• _Challenge_: Write out each record again exactly as it stands.

• _Data items_:
────────────────────
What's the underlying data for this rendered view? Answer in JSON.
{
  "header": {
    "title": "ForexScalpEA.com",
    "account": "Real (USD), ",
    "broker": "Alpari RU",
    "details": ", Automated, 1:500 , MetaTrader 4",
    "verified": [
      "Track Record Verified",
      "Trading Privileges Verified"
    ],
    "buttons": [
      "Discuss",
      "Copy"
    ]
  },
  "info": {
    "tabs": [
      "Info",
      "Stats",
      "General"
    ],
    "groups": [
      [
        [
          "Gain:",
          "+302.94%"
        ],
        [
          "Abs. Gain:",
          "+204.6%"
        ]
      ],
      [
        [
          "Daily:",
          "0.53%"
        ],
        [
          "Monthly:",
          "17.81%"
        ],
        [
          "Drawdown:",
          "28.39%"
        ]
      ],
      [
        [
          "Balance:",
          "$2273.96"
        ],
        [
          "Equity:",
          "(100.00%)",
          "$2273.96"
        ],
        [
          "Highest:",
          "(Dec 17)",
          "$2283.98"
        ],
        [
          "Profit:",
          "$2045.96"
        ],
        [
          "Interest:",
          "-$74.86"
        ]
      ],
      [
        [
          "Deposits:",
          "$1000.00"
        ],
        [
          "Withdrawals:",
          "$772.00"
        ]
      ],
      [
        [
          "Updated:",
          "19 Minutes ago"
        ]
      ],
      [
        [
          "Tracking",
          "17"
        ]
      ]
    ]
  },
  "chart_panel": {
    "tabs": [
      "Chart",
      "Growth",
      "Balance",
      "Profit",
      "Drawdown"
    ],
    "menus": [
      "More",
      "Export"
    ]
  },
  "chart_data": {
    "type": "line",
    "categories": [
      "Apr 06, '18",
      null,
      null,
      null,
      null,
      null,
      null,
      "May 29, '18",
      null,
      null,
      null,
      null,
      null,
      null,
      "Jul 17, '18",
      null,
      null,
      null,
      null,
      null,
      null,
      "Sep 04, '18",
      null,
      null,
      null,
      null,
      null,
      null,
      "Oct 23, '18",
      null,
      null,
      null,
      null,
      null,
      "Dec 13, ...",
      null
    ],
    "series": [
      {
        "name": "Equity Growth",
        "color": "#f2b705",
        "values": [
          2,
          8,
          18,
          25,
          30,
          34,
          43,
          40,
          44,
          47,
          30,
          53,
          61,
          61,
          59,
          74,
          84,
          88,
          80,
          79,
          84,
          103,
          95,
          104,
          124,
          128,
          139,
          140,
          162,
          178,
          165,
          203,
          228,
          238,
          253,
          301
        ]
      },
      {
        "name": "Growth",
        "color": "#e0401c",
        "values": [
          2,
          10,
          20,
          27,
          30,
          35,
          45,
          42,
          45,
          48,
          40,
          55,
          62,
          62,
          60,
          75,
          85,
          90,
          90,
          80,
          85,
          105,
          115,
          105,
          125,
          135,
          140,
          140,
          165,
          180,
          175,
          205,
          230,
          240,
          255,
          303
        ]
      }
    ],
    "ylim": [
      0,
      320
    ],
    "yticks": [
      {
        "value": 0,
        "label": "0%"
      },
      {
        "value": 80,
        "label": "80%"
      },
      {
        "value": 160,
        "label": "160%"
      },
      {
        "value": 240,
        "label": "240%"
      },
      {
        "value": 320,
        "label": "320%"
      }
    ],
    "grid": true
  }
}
────────────────────
• _Reply_:
What's the underlying data for this rendered view? Answer in JSON.
{
  "header": {
    "title": "ForexScalpEA.com",
    "account": "Real (USD), ",
    "broker": "Alpari RU",
    "details": ", Automated, 1:500 , MetaTrader 4",
    "verified": [
      "Track Record Verified",
      "Trading Privileges Verified"
    ],
    "buttons": [
      "Discuss",
      "Copy"
    ]
  },
  "info": {
    "tabs": [
      "Info",
      "Stats",
      "General"
    ],
    "groups": [
      [
        [
          "Gain:",
          "+302.94%"
        ],
        [
          "Abs. Gain:",
          "+204.6%"
        ]
      ],
      [
        [
          "Daily:",
          "0.53%"
        ],
        [
          "Monthly:",
          "17.81%"
        ],
        [
          "Drawdown:",
          "28.39%"
        ]
      ],
      [
        [
          "Balance:",
          "$2273.96"
        ],
        [
          "Equity:",
          "(100.00%)",
          "$2273.96"
        ],
        [
          "Highest:",
          "(Dec 17)",
          "$2283.98"
        ],
        [
          "Profit:",
          "$2045.96"
        ],
        [
          "Interest:",
          "-$74.86"
        ]
      ],
      [
        [
          "Deposits:",
          "$1000.00"
        ],
        [
          "Withdrawals:",
          "$772.00"
        ]
      ],
      [
        [
          "Updated:",
          "19 Minutes ago"
        ]
      ],
      [
        [
          "Tracking",
          "17"
        ]
      ]
    ]
  },
  "chart_panel": {
    "tabs": [
      "Chart",
      "Growth",
      "Balance",
      "Profit",
      "Drawdown"
    ],
    "menus": [
      "More",
      "Export"
    ]
  },
  "chart_data": {
    "type": "line",
    "categories": [
      "Apr 06, '18",
      null,
      null,
      null,
      null,
      null,
      null,
      "May 29, '18",
      null,
      null,
      null,
      null,
      null,
      null,
      "Jul 17, '18",
      null,
      null,
      null,
      null,
      null,
      null,
      "Sep 04, '18",
      null,
      null,
      null,
      null,
      null,
      null,
      "Oct 23, '18",
      null,
      null,
      null,
      null,
      null,
      "Dec 13, ...",
      null
    ],
    "series": [
      {
        "name": "Equity Growth",
        "color": "#f2b705",
        "values": [
          2,
          8,
          18,
          25,
          30,
          34,
          43,
          40,
          44,
          47,
          30,
          53,
          61,
          61,
          59,
          74,
          84,
          88,
          80,
          79,
          84,
          103,
          95,
          104,
          124,
          128,
          139,
          140,
          162,
          178,
          165,
          203,
          228,
          238,
          253,
          301
        ]
      },
      {
        "name": "Growth",
        "color": "#e0401c",
        "values": [
          2,
          10,
          20,
          27,
          30,
          35,
          45,
          42,
          45,
          48,
          40,
          55,
          62,
          62,
          60,
          75,
          85,
          90,
          90,
          80,
          85,
          105,
          115,
          105,
          125,
          135,
          140,
          140,
          165,
          180,
          175,
          205,
          230,
          240,
          255,
          303
        ]
      }
    ],
    "ylim": [
      0,
      320
    ],
    "yticks": [
      {
        "value": 0,
        "label": "0%"
      },
      {
        "value": 80,
        "label": "80%"
      },
      {
        "value": 160,
        "label": "160%"
      },
      {
        "value": 240,
        "label": "240%"
      },
      {
        "value": 320,
        "label": "320%"
      }
    ],
    "grid": true
  }
}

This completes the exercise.